» **Task goal**: Write out the entries again exactly as they are given.

» **Records from a data collection**:

......

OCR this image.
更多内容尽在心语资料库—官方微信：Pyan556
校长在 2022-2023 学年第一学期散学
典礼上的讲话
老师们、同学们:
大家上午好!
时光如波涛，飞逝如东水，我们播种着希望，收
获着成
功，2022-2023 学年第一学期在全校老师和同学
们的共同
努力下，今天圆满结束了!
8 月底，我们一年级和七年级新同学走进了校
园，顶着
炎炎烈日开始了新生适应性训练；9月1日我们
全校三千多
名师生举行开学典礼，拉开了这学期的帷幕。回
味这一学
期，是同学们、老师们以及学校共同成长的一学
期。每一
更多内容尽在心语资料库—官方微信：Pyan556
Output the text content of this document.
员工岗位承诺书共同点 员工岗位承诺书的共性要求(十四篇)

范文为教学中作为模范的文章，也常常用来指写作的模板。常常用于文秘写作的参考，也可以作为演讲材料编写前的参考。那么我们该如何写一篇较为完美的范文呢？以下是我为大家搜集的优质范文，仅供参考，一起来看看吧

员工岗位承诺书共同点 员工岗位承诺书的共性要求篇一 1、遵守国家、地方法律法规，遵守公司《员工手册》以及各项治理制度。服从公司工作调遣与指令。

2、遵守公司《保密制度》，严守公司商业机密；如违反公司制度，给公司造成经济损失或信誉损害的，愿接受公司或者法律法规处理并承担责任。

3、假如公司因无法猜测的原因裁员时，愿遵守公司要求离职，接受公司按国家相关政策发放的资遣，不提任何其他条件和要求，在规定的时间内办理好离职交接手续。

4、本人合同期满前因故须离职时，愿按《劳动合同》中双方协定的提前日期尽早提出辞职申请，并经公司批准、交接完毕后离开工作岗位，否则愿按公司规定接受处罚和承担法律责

......

» **The solution**:
OCR this image.
更多内容尽在心语资料库—官方微信：Pyan556
校长在 2022-2023 学年第一学期散学
典礼上的讲话
老师们、同学们:
大家上午好!
时光如波涛，飞逝如东水，我们播种着希望，收
获着成
功，2022-2023 学年第一学期在全校老师和同学
们的共同
努力下，今天圆满结束了!
8 月底，我们一年级和七年级新同学走进了校
园，顶着
炎炎烈日开始了新生适应性训练；9月1日我们
全校三千多
名师生举行开学典礼，拉开了这学期的帷幕。回
味这一学
期，是同学们、老师们以及学校共同成长的一学
期。每一
更多内容尽在心语资料库—官方微信：Pyan556
Output the text content of this document.
员工岗位承诺书共同点 员工岗位承诺书的共性要求(十四篇)

范文为教学中作为模范的文章，也常常用来指写作的模板。常常用于文秘写作的参考，也可以作为演讲材料编写前的参考。那么我们该如何写一篇较为完美的范文呢？以下是我为大家搜集的优质范文，仅供参考，一起来看看吧

员工岗位承诺书共同点 员工岗位承诺书的共性要求篇一 1、遵守国家、地方法律法规，遵守公司《员工手册》以及各项治理制度。服从公司工作调遣与指令。

2、遵守公司《保密制度》，严守公司商业机密；如违反公司制度，给公司造成经济损失或信誉损害的，愿接受公司或者法律法规处理并承担责任。

3、假如公司因无法猜测的原因裁员时，愿遵守公司要求离职，接受公司按国家相关政策发放的资遣，不提任何其他条件和要求，在规定的时间内办理好离职交接手续。

4、本人合同期满前因故须离职时，愿按《劳动合同》中双方协定的提前日期尽早提出辞职申请，并经公司批准、交接完毕后离开工作岗位，否则愿按公司规定接受处罚和承担法律责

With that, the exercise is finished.